## EXERCISE DIRECTIONS
Write the data out again, exactly as given.

## MATERIAL FOR THE TASK
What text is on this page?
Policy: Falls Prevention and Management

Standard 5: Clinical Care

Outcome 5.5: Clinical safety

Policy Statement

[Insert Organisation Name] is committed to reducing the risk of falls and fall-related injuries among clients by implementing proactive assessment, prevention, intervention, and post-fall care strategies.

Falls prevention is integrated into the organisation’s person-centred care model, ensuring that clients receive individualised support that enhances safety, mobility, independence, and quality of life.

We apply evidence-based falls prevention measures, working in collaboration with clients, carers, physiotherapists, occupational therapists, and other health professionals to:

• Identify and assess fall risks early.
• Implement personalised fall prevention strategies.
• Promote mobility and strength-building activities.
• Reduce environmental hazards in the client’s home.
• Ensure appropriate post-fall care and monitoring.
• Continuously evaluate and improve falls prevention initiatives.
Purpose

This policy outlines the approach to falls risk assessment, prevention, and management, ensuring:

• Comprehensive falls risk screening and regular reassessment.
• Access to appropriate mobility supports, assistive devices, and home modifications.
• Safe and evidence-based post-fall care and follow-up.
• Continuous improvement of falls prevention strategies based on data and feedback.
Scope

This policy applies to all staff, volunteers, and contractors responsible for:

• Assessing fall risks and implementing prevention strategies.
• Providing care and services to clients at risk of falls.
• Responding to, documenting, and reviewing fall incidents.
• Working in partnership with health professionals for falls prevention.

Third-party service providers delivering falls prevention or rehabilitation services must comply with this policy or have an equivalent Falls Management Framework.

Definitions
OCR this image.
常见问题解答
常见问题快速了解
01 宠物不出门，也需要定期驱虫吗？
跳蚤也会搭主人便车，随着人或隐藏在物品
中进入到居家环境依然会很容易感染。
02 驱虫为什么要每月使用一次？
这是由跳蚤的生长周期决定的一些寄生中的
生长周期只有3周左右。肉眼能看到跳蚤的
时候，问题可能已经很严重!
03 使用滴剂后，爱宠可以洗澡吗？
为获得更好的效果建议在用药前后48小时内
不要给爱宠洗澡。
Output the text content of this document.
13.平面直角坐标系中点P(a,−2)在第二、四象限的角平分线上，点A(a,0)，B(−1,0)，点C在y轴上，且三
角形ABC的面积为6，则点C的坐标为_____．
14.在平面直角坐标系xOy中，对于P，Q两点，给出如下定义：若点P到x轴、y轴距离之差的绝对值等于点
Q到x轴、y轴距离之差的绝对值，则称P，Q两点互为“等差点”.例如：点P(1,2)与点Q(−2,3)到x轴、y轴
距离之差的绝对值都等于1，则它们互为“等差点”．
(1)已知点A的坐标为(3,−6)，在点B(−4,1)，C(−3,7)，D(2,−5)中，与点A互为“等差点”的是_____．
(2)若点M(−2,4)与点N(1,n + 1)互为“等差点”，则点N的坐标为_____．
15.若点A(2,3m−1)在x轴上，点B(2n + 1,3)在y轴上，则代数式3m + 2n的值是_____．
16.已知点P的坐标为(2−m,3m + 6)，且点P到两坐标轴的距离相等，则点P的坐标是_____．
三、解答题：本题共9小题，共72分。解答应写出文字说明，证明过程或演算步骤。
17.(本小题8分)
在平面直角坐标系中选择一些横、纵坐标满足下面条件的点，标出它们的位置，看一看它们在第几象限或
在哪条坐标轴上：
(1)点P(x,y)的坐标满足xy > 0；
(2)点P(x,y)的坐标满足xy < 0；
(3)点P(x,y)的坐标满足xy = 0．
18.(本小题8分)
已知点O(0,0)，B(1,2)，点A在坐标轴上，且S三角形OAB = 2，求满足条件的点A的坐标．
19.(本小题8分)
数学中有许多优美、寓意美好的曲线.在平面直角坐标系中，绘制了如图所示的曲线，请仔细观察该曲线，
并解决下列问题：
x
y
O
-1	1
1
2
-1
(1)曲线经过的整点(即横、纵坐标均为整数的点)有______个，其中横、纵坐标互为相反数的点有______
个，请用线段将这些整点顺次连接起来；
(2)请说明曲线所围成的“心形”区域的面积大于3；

## RESPONSE BELOW
What text is on this page?
Policy: Falls Prevention and Management

Standard 5: Clinical Care

Outcome 5.5: Clinical safety

Policy Statement

[Insert Organisation Name] is committed to reducing the risk of falls and fall-related injuries among clients by implementing proactive assessment, prevention, intervention, and post-fall care strategies.

Falls prevention is integrated into the organisation’s person-centred care model, ensuring that clients receive individualised support that enhances safety, mobility, independence, and quality of life.

We apply evidence-based falls prevention measures, working in collaboration with clients, carers, physiotherapists, occupational therapists, and other health professionals to:

• Identify and assess fall risks early.
• Implement personalised fall prevention strategies.
• Promote mobility and strength-building activities.
• Reduce environmental hazards in the client’s home.
• Ensure appropriate post-fall care and monitoring.
• Continuously evaluate and improve falls prevention initiatives.
Purpose

This policy outlines the approach to falls risk assessment, prevention, and management, ensuring:

• Comprehensive falls risk screening and regular reassessment.
• Access to appropriate mobility supports, assistive devices, and home modifications.
• Safe and evidence-based post-fall care and follow-up.
• Continuous improvement of falls prevention strategies based on data and feedback.
Scope

This policy applies to all staff, volunteers, and contractors responsible for:

• Assessing fall risks and implementing prevention strategies.
• Providing care and services to clients at risk of falls.
• Responding to, documenting, and reviewing fall incidents.
• Working in partnership with health professionals for falls prevention.

Third-party service providers delivering falls prevention or rehabilitation services must comply with this policy or have an equivalent Falls Management Framework.

Definitions
OCR this image.
常见问题解答
常见问题快速了解
01 宠物不出门，也需要定期驱虫吗？
跳蚤也会搭主人便车，随着人或隐藏在物品
中进入到居家环境依然会很容易感染。
02 驱虫为什么要每月使用一次？
这是由跳蚤的生长周期决定的一些寄生中的
生长周期只有3周左右。肉眼能看到跳蚤的
时候，问题可能已经很严重!
03 使用滴剂后，爱宠可以洗澡吗？
为获得更好的效果建议在用药前后48小时内
不要给爱宠洗澡。
Output the text content of this document.
13.平面直角坐标系中点P(a,−2)在第二、四象限的角平分线上，点A(a,0)，B(−1,0)，点C在y轴上，且三
角形ABC的面积为6，则点C的坐标为_____．
14.在平面直角坐标系xOy中，对于P，Q两点，给出如下定义：若点P到x轴、y轴距离之差的绝对值等于点
Q到x轴、y轴距离之差的绝对值，则称P，Q两点互为“等差点”.例如：点P(1,2)与点Q(−2,3)到x轴、y轴
距离之差的绝对值都等于1，则它们互为“等差点”．
(1)已知点A的坐标为(3,−6)，在点B(−4,1)，C(−3,7)，D(2,−5)中，与点A互为“等差点”的是_____．
(2)若点M(−2,4)与点N(1,n + 1)互为“等差点”，则点N的坐标为_____．
15.若点A(2,3m−1)在x轴上，点B(2n + 1,3)在y轴上，则代数式3m + 2n的值是_____．
16.已知点P的坐标为(2−m,3m + 6)，且点P到两坐标轴的距离相等，则点P的坐标是_____．
三、解答题：本题共9小题，共72分。解答应写出文字说明，证明过程或演算步骤。
17.(本小题8分)
在平面直角坐标系中选择一些横、纵坐标满足下面条件的点，标出它们的位置，看一看它们在第几象限或
在哪条坐标轴上：
(1)点P(x,y)的坐标满足xy > 0；
(2)点P(x,y)的坐标满足xy < 0；
(3)点P(x,y)的坐标满足xy = 0．
18.(本小题8分)
已知点O(0,0)，B(1,2)，点A在坐标轴上，且S三角形OAB = 2，求满足条件的点A的坐标．
19.(本小题8分)
数学中有许多优美、寓意美好的曲线.在平面直角坐标系中，绘制了如图所示的曲线，请仔细观察该曲线，
并解决下列问题：
x
y
O
-1	1
1
2
-1
(1)曲线经过的整点(即横、纵坐标均为整数的点)有______个，其中横、纵坐标互为相反数的点有______
个，请用线段将这些整点顺次连接起来；
(2)请说明曲线所围成的“心形”区域的面积大于3；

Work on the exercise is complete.